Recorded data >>
----
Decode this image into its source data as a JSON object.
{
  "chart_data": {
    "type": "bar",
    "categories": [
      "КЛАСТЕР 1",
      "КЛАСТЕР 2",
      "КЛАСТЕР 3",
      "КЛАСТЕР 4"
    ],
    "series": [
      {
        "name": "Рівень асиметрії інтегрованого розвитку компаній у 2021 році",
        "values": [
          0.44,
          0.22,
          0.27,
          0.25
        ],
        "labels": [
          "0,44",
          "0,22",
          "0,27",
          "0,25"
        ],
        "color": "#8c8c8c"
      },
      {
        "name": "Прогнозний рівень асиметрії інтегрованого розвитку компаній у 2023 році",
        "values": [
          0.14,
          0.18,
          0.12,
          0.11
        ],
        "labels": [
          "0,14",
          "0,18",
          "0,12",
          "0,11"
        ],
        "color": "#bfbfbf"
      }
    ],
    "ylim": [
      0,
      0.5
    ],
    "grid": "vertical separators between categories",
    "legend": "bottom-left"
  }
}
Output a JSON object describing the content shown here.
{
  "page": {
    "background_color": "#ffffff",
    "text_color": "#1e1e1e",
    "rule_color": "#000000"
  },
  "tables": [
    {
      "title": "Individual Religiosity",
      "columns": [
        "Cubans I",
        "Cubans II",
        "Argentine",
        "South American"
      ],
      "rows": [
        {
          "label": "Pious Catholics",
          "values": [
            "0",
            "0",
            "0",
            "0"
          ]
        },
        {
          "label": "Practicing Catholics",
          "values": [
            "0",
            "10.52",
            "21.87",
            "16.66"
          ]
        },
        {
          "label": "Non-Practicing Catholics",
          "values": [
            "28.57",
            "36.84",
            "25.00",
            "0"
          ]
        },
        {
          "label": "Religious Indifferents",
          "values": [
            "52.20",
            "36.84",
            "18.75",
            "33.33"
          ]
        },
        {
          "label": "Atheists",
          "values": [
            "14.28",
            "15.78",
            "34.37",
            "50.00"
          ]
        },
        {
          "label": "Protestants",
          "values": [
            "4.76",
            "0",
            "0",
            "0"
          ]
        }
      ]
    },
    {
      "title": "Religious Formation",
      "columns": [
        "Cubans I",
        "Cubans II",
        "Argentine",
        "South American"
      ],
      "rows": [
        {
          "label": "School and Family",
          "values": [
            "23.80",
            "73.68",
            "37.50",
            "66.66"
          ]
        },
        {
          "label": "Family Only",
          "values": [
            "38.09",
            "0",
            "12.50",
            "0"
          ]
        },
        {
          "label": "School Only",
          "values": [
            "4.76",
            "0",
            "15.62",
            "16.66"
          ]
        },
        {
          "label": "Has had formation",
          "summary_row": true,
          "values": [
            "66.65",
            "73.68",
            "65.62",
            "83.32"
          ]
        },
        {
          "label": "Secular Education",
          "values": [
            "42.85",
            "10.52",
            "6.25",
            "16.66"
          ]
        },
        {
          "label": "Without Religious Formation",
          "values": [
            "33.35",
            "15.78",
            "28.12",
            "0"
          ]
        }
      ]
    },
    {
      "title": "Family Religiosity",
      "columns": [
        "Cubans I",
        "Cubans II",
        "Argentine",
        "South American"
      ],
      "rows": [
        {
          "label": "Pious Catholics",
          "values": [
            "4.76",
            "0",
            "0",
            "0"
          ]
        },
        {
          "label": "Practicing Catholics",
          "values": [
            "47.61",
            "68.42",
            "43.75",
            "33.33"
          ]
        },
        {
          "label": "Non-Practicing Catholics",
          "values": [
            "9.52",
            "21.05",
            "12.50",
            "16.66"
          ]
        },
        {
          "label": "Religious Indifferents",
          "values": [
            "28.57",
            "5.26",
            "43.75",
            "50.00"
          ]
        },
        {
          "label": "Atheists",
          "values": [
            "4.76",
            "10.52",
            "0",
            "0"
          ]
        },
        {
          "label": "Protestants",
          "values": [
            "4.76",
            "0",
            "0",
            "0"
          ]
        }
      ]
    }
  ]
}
----
EXERCISE OBJECTIVE >> Among the lines of the data, identify those with the word "School". Copy each of them.

RIGHT ANSWER >>
          "label": "School and Family",
          "label": "School Only",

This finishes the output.